» Passage to read
** START **
Beasts have provided a subject matter for allegory and metaphor reflecting the human condition at least since Aesop, the folk teller who, in the fifth century BCE, spun stories that featured a range of animal characters. The figure of Aesop himself is shrouded in mystery – rumoured to have been a Greek slave whose cleverness as a fabulist moved him to be advisor to the authorities of his time, he is also elsewhere identified as an Ethiopian storyteller or a Nubian fantasist. He has been variously described as a hunchback, as physically distorted, and as repulsively ugly; the point at which all of these descriptions cross is that the man was definitely an outsider, and a profoundly gifted one. 

 

Perhaps this outsider status lead to his adoption of animals to play out the main roles in his Aesopica – a collection of moral and ethical tales that have found their way into the cultures of countries all over the world and that continue to enchant to the present day. Within the characters and attributes of his animals we can see ourselves reflected all the more clearly.

 

This series Brother Beast is part of a larger series titled Fully Exploited Labour on which I have been working for the past three decades. Simply, this series has looked at a range of manifestations of what we class as labour, or work, and how we choose to value those kinds of activities. In this series the paradoxical work of training wild animals provides subject matter around which other activities are alluded to: targets featuring images of species that have been introduced to Australia have been pierced by a myriad arrows seeking their mark; inside those targets images of idealised homes have been made by the repetitive piercing of needles drawing threads through the laborious labour of stitchery. Smaller panels feature more ephemeral material – the ‘fragile’ icons of cardboard packing boxes carry images of refugee vessels; elsewhere plastic versions of the Australian Spider Eucalypt Pod are suspended from native hardwood and screen printed imagery of an ‘imperfect’ or creolised English alphabet are arranged around the larger images. Together they suggest a range of connections – some particular to Australia Felix, the Lucky Country that is often so cautious about sharing its sense of ‘luck’; some suggest more global interconnections. 

 

Aesop suggested that the way animals treat each other reflects the way we comport ourselves as human beings. The way we treat animals may reflect other aspects of our behaviour, and the way we treat humans who, like Aesop, may be considered as outsiders may also reflect our capacity to behave humanely as humans beings that are part of a broader world order.
** END **
» Information shown
** START **
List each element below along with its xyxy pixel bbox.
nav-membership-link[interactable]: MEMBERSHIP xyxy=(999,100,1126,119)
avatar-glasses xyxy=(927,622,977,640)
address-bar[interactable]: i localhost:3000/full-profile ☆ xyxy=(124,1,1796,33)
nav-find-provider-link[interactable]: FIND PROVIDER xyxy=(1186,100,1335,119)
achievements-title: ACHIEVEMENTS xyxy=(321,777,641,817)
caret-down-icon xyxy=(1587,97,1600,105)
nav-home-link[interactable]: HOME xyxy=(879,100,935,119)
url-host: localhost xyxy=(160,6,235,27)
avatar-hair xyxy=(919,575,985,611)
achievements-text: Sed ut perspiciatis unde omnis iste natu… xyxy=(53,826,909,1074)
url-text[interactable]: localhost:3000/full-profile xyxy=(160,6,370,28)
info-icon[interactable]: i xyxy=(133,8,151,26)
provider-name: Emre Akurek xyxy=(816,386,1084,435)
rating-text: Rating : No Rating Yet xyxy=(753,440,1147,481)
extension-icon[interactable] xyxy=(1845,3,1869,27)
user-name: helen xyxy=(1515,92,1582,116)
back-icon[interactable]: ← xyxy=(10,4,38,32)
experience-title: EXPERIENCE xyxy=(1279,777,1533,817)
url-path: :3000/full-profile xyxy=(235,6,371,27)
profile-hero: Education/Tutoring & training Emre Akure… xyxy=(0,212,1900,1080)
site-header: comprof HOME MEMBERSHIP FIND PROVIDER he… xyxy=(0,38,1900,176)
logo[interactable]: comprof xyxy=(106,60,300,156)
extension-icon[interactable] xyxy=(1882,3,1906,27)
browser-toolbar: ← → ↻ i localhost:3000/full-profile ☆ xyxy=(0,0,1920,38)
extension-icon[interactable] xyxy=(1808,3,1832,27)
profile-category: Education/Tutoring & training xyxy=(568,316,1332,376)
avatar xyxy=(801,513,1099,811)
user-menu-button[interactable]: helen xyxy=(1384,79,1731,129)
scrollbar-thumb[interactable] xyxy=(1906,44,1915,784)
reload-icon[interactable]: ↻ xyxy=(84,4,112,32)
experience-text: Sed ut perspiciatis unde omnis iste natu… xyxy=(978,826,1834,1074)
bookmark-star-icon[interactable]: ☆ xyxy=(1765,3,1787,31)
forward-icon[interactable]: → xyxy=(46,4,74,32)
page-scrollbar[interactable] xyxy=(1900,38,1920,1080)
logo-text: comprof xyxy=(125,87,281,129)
** END **
» What the task asks
Summarize the text above about Aesop and the Brother Beast series in two sentences.

» Solution to this exercise
Beasts have served as allegory for the human condition at least since Aesop, a mysterious and gifted outsider of the fifth century BCE who perhaps chose animals for his tales because of that status. The Brother Beast series, part of a three-decade series titled Fully Exploited Labour, uses the training of wild animals, arrow-pierced targets, stitchery and smaller panels to allude to other kinds of work and to Australian and global connections, suggesting that how we treat animals and outsiders reflects our capacity to behave humanely.